Given information
::::::::
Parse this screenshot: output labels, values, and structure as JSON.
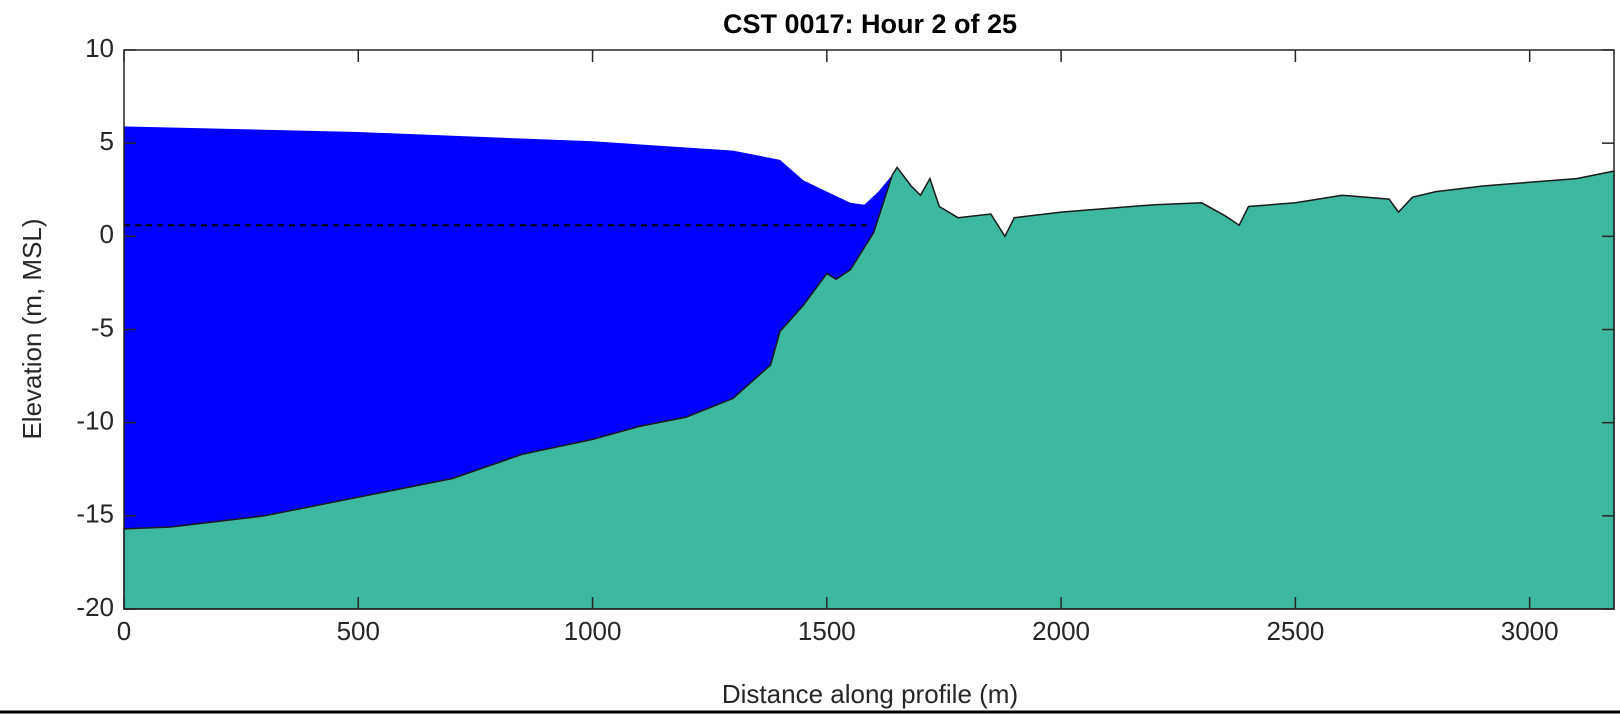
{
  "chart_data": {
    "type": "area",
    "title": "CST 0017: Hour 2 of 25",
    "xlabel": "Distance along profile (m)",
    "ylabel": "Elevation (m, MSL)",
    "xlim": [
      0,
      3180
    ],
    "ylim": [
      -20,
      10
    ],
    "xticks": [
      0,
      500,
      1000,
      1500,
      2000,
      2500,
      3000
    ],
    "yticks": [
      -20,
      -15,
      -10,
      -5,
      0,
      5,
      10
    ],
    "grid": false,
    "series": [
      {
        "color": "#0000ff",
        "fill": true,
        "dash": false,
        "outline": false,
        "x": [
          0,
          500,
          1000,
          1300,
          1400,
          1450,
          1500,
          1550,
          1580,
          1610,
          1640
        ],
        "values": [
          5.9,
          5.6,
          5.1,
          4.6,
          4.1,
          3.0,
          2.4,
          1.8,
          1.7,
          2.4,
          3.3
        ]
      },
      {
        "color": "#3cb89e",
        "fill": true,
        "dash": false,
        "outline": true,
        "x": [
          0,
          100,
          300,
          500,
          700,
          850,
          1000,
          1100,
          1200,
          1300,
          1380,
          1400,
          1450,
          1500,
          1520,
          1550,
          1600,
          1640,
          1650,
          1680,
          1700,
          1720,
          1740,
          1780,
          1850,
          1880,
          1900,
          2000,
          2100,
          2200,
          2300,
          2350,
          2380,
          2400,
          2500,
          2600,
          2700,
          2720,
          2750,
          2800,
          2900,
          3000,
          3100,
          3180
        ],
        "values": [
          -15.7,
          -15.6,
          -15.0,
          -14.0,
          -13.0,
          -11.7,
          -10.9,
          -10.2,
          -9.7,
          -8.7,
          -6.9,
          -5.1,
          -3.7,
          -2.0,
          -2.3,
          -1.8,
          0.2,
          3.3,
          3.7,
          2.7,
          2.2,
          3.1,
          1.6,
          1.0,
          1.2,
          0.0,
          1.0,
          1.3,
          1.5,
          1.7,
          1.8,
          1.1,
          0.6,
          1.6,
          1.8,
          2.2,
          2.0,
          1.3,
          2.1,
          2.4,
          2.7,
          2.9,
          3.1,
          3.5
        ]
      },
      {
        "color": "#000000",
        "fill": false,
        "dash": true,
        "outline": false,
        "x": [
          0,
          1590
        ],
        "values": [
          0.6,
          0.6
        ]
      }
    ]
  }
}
::::::::
Stated task
Identify and copy the lines holding the word "true".

Expected output
        "fill": true,
        "fill": true,
        "outline": true,
        "dash": true,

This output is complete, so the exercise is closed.